* Begin EXERCISE MATERIALS *
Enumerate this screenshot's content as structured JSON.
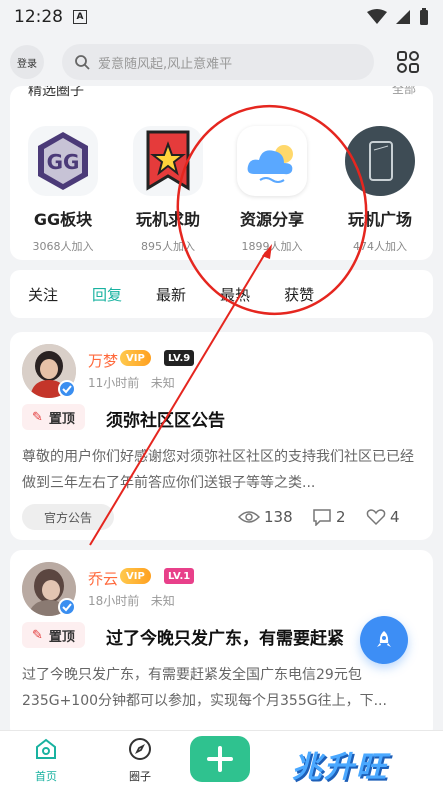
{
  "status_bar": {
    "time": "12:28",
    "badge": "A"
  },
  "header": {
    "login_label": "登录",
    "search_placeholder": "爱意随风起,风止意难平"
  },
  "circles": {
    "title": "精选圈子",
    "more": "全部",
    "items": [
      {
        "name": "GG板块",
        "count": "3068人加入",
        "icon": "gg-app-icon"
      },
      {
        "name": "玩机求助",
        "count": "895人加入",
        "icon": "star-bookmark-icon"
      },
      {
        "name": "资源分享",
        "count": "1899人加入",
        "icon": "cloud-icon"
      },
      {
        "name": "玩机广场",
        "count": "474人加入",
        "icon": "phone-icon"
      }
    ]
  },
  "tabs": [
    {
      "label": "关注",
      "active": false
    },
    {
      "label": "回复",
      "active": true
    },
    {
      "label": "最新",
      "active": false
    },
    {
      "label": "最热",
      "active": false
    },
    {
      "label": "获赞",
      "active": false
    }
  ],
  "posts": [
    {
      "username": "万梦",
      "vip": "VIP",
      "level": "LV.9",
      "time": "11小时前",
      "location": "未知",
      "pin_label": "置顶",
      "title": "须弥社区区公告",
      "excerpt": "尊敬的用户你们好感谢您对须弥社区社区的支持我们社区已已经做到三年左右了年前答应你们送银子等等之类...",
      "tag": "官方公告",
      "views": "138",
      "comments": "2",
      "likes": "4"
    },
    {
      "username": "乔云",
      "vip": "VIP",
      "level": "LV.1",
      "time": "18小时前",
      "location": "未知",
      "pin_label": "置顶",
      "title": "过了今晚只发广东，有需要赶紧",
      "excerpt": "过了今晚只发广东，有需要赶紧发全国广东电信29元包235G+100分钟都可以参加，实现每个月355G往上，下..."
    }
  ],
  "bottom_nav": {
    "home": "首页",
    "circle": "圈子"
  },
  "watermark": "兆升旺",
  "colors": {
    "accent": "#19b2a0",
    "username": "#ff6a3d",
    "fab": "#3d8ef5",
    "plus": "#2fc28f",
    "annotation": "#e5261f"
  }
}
* End EXERCISE MATERIALS *
→ WHAT IS BEING ASKED: Search the data for "过了今晚只发广东". Copy every line that has it.

→ PROBLEM SOLUTION:
      "title": "过了今晚只发广东，有需要赶紧",
      "excerpt": "过了今晚只发广东，有需要赶紧发全国广东电信29元包235G+100分钟都可以参加，实现每个月355G往上，下..."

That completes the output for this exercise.